## Task description
Copy out all lines that hold "咨询客服".

## Working data
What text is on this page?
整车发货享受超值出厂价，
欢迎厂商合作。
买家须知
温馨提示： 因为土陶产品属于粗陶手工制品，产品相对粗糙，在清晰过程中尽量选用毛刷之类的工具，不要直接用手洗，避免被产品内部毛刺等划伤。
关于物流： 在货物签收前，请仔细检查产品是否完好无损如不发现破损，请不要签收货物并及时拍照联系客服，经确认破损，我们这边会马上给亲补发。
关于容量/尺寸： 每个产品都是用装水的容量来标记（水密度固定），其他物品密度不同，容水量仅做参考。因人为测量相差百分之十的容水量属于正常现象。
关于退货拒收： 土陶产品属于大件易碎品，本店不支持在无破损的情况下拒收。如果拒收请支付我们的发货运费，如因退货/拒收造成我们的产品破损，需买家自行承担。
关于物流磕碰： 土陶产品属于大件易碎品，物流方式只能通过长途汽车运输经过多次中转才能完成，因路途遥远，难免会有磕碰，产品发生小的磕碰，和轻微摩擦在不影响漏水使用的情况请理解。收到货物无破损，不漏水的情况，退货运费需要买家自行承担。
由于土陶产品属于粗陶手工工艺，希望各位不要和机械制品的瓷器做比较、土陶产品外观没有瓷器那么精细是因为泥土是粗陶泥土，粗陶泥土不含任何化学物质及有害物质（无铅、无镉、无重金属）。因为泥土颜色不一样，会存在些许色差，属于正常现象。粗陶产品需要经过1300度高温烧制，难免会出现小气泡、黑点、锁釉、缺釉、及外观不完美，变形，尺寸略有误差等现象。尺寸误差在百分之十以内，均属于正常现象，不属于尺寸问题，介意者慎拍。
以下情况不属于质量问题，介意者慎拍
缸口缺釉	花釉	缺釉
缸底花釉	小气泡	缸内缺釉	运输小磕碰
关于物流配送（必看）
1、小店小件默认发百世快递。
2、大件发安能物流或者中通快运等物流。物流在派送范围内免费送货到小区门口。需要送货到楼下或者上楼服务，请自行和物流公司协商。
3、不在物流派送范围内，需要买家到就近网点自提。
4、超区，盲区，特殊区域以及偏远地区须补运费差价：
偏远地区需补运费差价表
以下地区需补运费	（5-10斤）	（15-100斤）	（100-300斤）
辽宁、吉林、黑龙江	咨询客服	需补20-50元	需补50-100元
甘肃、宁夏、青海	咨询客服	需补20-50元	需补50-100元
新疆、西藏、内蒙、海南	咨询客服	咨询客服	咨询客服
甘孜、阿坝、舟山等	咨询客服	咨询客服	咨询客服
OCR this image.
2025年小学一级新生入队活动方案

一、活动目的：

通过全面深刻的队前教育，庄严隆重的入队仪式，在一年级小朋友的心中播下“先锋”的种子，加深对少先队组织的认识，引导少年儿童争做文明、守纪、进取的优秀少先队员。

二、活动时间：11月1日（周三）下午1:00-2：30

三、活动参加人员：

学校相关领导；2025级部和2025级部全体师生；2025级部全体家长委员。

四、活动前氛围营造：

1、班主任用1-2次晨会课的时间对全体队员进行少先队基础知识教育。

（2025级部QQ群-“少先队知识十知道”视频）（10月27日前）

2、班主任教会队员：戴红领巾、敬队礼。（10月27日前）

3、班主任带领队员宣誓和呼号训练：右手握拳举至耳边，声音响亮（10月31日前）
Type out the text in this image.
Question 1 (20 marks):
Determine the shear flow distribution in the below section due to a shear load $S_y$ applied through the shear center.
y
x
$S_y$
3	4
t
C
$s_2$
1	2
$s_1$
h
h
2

## Finished answer
辽宁、吉林、黑龙江	咨询客服	需补20-50元	需补50-100元
甘肃、宁夏、青海	咨询客服	需补20-50元	需补50-100元
新疆、西藏、内蒙、海南	咨询客服	咨询客服	咨询客服
甘孜、阿坝、舟山等	咨询客服	咨询客服	咨询客服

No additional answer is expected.